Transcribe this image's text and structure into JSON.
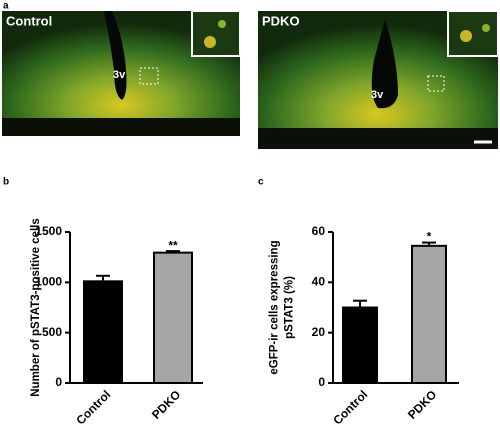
{
  "panel_labels": [
    "a",
    "b",
    "c"
  ],
  "images": [
    {
      "label": "Control",
      "landmark": "3v"
    },
    {
      "label": "PDKO",
      "landmark": "3v"
    }
  ],
  "chart_data": [
    {
      "type": "bar",
      "y_label_lines": [
        "Number of pSTAT3-positive cells"
      ],
      "categories": [
        "Control",
        "PDKO"
      ],
      "values": [
        1010,
        1295
      ],
      "errors": [
        55,
        15
      ],
      "significance": [
        null,
        "**"
      ],
      "colors": [
        "#000000",
        "#a6a6a6"
      ],
      "ylim": [
        0,
        1500
      ],
      "yticks": [
        0,
        500,
        1000,
        1500
      ]
    },
    {
      "type": "bar",
      "y_label_lines": [
        "eGFP-ir cells expressing",
        "pSTAT3  (%)"
      ],
      "categories": [
        "Control",
        "PDKO"
      ],
      "values": [
        30,
        54.5
      ],
      "errors": [
        2.7,
        1.3
      ],
      "significance": [
        null,
        "*"
      ],
      "colors": [
        "#000000",
        "#a6a6a6"
      ],
      "ylim": [
        0,
        60
      ],
      "yticks": [
        0,
        20,
        40,
        60
      ]
    }
  ]
}
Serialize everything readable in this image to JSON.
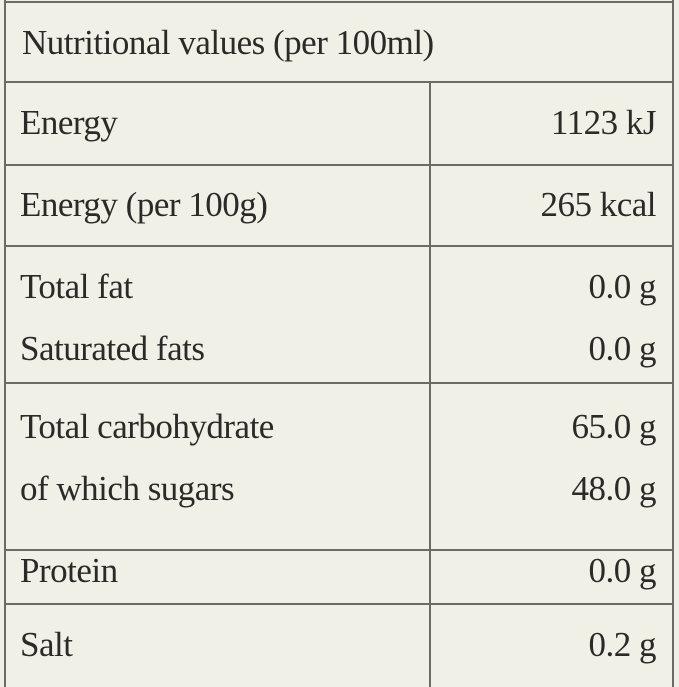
{
  "table": {
    "title": "Nutritional values (per 100ml)",
    "groups": [
      [
        [
          "Energy",
          "1123 kJ"
        ]
      ],
      [
        [
          "Energy (per 100g)",
          "265 kcal"
        ]
      ],
      [
        [
          "Total fat",
          "0.0 g"
        ],
        [
          "Saturated fats",
          "0.0 g"
        ]
      ],
      [
        [
          "Total carbohydrate",
          "65.0 g"
        ],
        [
          "of which sugars",
          "48.0 g"
        ]
      ],
      [
        [
          "Protein",
          "0.0 g"
        ]
      ],
      [
        [
          "Salt",
          "0.2 g"
        ]
      ]
    ]
  }
}
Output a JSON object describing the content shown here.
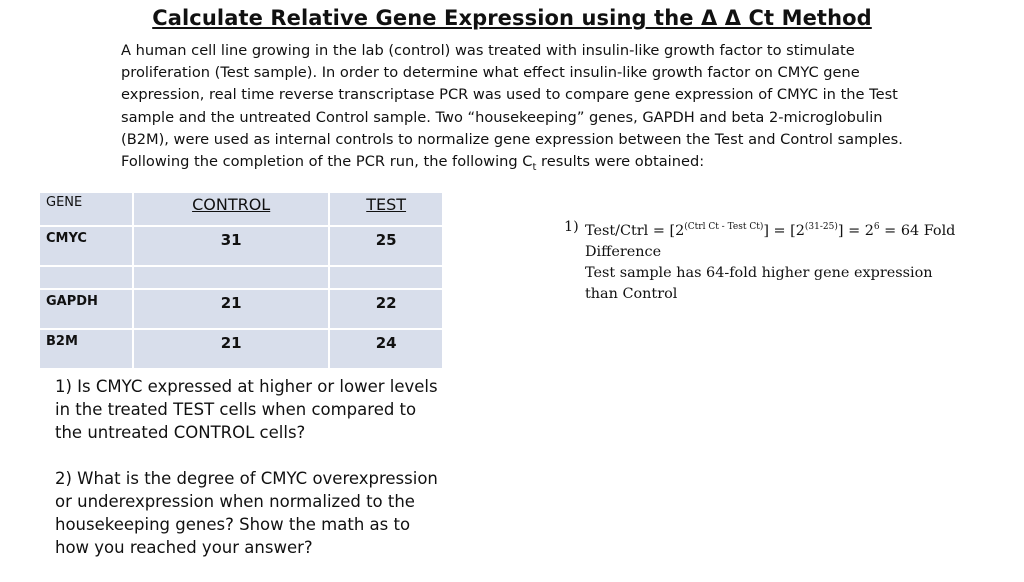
{
  "title": "Calculate Relative Gene Expression using the Δ Δ Ct Method",
  "intro": {
    "text": "A human cell line growing in the lab (control) was treated with insulin-like growth factor to stimulate proliferation (Test sample). In order to determine what effect insulin-like growth factor on CMYC gene expression, real time reverse transcriptase PCR was used to compare gene expression of CMYC in the Test sample and the untreated Control sample. Two “housekeeping” genes, GAPDH and beta 2-microglobulin (B2M), were used as internal controls to normalize gene expression between the Test and Control samples. Following the completion of the PCR run, the following C",
    "subscript": "t",
    "tail": " results were obtained:"
  },
  "table": {
    "headers": [
      "GENE",
      "CONTROL",
      "TEST"
    ],
    "rows": [
      {
        "gene": "CMYC",
        "control": "31",
        "test": "25"
      },
      {
        "gene": "GAPDH",
        "control": "21",
        "test": "22"
      },
      {
        "gene": "B2M",
        "control": "21",
        "test": "24"
      }
    ]
  },
  "questions": [
    "1) Is CMYC expressed at higher or lower levels in the treated TEST cells when compared to the untreated CONTROL cells?",
    "2) What is the degree of  CMYC overexpression or underexpression when normalized to the housekeeping genes? Show the math as to how you reached your answer?"
  ],
  "answer": {
    "number": "1)",
    "part1": "Test/Ctrl = [2",
    "sup1": "(Ctrl Ct - Test Ct)",
    "part2": "] = [2",
    "sup2": "(31-25)",
    "part3": "] = 2",
    "sup3": "6",
    "part4": " = 64 Fold Difference",
    "conclusion": "Test sample has 64-fold higher gene expression than Control"
  }
}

_____

▶ **Exercise directions**
Please retype the records above exactly, leaving every image out.

▶ **Task response**
Transcribe this image's text and structure into JSON.
{
  "panel_labels": [
    "a",
    "b",
    "c"
  ],
  "images": [
    {
      "label": "Control",
      "landmark": "3v"
    },
    {
      "label": "PDKO",
      "landmark": "3v"
    }
  ],
  "chart_data": [
    {
      "type": "bar",
      "y_label_lines": [
        "Number of pSTAT3-positive cells"
      ],
      "categories": [
        "Control",
        "PDKO"
      ],
      "values": [
        1010,
        1295
      ],
      "errors": [
        55,
        15
      ],
      "significance": [
        null,
        "**"
      ],
      "colors": [
        "#000000",
        "#a6a6a6"
      ],
      "ylim": [
        0,
        1500
      ],
      "yticks": [
        0,
        500,
        1000,
        1500
      ]
    },
    {
      "type": "bar",
      "y_label_lines": [
        "eGFP-ir cells expressing",
        "pSTAT3  (%)"
      ],
      "categories": [
        "Control",
        "PDKO"
      ],
      "values": [
        30,
        54.5
      ],
      "errors": [
        2.7,
        1.3
      ],
      "significance": [
        null,
        "*"
      ],
      "colors": [
        "#000000",
        "#a6a6a6"
      ],
      "ylim": [
        0,
        60
      ],
      "yticks": [
        0,
        20,
        40,
        60
      ]
    }
  ]
}
Serialize everything readable in this image to JSON.
{
  "table": {
    "title": "Nutritional values (per 100ml)",
    "groups": [
      [
        [
          "Energy",
          "1123 kJ"
        ]
      ],
      [
        [
          "Energy (per 100g)",
          "265 kcal"
        ]
      ],
      [
        [
          "Total fat",
          "0.0 g"
        ],
        [
          "Saturated fats",
          "0.0 g"
        ]
      ],
      [
        [
          "Total carbohydrate",
          "65.0 g"
        ],
        [
          "of which sugars",
          "48.0 g"
        ]
      ],
      [
        [
          "Protein",
          "0.0 g"
        ]
      ],
      [
        [
          "Salt",
          "0.2 g"
        ]
      ]
    ]
  }
}
Output a JSON object describing the content shown here.
{
  "title": "Calculate Relative Gene Expression using the Δ Δ Ct Method",
  "intro": {
    "text": "A human cell line growing in the lab (control) was treated with insulin-like growth factor to stimulate proliferation (Test sample). In order to determine what effect insulin-like growth factor on CMYC gene expression, real time reverse transcriptase PCR was used to compare gene expression of CMYC in the Test sample and the untreated Control sample. Two “housekeeping” genes, GAPDH and beta 2-microglobulin (B2M), were used as internal controls to normalize gene expression between the Test and Control samples. Following the completion of the PCR run, the following C",
    "subscript": "t",
    "tail": " results were obtained:"
  },
  "table": {
    "headers": [
      "GENE",
      "CONTROL",
      "TEST"
    ],
    "rows": [
      {
        "gene": "CMYC",
        "control": "31",
        "test": "25"
      },
      {
        "gene": "GAPDH",
        "control": "21",
        "test": "22"
      },
      {
        "gene": "B2M",
        "control": "21",
        "test": "24"
      }
    ]
  },
  "questions": [
    "1) Is CMYC expressed at higher or lower levels in the treated TEST cells when compared to the untreated CONTROL cells?",
    "2) What is the degree of  CMYC overexpression or underexpression when normalized to the housekeeping genes? Show the math as to how you reached your answer?"
  ],
  "answer": {
    "number": "1)",
    "part1": "Test/Ctrl = [2",
    "sup1": "(Ctrl Ct - Test Ct)",
    "part2": "] = [2",
    "sup2": "(31-25)",
    "part3": "] = 2",
    "sup3": "6",
    "part4": " = 64 Fold Difference",
    "conclusion": "Test sample has 64-fold higher gene expression than Control"
  }
}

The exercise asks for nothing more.